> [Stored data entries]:
□ □ □

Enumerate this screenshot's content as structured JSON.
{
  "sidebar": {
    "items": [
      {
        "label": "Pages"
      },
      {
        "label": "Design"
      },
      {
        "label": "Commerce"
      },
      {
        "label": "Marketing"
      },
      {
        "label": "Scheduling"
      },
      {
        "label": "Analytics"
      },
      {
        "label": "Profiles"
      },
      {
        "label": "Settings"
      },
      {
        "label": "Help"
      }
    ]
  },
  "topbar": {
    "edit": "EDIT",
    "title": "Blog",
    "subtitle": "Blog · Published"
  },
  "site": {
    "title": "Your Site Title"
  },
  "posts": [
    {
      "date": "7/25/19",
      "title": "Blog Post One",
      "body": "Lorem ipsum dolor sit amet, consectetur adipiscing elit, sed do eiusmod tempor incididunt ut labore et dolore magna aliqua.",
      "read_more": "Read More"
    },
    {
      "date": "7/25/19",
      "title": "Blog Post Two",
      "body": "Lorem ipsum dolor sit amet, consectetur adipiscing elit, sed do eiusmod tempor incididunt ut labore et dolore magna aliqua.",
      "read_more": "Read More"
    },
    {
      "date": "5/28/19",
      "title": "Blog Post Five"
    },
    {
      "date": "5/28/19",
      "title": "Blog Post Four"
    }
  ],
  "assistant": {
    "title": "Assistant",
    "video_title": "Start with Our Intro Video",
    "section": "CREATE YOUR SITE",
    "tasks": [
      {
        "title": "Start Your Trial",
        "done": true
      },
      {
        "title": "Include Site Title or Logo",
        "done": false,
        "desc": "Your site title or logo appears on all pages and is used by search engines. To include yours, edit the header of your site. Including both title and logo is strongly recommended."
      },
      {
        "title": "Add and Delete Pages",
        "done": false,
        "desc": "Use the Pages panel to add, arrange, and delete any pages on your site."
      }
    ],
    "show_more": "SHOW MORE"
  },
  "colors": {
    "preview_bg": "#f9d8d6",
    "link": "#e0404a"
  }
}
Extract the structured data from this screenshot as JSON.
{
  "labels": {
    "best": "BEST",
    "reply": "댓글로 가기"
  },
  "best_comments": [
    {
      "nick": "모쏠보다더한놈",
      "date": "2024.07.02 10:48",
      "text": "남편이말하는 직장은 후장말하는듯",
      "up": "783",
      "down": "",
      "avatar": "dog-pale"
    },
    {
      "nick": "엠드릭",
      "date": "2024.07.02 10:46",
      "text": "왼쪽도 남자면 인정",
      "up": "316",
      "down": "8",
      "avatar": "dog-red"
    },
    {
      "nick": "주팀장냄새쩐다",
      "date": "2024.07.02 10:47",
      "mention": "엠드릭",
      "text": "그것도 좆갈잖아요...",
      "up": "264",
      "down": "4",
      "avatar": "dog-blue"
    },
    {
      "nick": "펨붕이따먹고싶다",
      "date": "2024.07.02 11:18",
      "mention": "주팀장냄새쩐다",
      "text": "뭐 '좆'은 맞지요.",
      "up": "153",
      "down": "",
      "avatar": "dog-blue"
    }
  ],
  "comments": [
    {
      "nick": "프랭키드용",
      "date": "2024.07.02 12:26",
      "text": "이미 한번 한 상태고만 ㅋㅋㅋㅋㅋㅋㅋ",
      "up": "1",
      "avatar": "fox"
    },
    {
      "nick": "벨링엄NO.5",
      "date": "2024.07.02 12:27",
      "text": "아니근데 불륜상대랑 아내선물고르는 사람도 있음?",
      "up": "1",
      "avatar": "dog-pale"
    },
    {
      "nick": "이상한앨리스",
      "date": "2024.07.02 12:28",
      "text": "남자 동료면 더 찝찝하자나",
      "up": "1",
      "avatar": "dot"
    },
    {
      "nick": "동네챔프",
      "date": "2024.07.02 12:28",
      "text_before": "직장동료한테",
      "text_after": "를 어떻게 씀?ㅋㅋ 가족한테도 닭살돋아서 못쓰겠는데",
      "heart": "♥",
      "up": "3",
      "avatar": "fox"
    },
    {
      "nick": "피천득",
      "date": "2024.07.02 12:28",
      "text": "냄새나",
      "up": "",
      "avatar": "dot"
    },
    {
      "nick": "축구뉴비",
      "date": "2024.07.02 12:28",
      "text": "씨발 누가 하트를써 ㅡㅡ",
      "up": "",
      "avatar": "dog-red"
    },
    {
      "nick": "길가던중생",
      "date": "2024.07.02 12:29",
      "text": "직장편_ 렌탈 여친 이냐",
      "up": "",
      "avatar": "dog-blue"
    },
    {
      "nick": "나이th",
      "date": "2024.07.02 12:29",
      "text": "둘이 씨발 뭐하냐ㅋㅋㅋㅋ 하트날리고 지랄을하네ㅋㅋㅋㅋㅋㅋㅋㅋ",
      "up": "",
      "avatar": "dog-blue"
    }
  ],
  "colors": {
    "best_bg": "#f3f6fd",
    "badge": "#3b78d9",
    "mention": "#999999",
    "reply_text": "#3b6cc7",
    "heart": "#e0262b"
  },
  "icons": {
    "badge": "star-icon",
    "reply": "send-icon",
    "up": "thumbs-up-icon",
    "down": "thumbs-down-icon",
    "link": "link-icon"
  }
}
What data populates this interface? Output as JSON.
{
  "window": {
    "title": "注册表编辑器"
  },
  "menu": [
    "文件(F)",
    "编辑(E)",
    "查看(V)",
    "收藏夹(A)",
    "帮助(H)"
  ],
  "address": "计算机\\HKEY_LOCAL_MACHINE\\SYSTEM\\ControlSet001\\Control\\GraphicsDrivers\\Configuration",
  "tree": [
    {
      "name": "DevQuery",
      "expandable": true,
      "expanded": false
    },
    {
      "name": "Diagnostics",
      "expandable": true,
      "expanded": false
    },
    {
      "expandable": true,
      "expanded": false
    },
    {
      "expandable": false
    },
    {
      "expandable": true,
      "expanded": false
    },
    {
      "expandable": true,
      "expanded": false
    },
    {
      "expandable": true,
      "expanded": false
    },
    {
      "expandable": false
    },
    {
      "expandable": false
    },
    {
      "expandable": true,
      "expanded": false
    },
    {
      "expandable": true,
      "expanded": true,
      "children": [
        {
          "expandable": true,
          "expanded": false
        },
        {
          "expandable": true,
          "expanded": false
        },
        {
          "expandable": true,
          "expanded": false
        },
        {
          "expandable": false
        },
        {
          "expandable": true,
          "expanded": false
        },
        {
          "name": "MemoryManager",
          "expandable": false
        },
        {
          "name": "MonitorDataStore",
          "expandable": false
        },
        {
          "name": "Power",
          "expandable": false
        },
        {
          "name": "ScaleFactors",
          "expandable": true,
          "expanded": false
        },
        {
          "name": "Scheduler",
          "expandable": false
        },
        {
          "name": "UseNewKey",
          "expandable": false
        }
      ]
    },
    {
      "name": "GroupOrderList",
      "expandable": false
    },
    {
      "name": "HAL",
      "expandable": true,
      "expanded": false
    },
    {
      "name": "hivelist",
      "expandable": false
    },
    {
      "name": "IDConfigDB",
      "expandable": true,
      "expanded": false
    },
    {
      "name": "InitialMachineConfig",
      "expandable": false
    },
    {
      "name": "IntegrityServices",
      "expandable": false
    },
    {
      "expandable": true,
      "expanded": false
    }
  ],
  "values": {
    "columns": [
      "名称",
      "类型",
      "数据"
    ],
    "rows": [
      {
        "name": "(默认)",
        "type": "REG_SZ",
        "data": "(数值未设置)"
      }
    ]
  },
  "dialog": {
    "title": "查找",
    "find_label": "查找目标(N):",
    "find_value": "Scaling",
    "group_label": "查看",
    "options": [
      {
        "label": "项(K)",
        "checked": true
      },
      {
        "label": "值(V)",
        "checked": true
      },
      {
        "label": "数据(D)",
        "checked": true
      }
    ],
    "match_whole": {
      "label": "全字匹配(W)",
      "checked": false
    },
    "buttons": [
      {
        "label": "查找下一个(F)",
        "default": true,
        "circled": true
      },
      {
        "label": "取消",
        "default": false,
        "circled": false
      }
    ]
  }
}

□ □ □

> [EXERCISE INSTRUCTIONS]: Work out the count of lines containing the word "desc", then write only that count.

> [ANSWER FOR THIS EXERCISE]: 2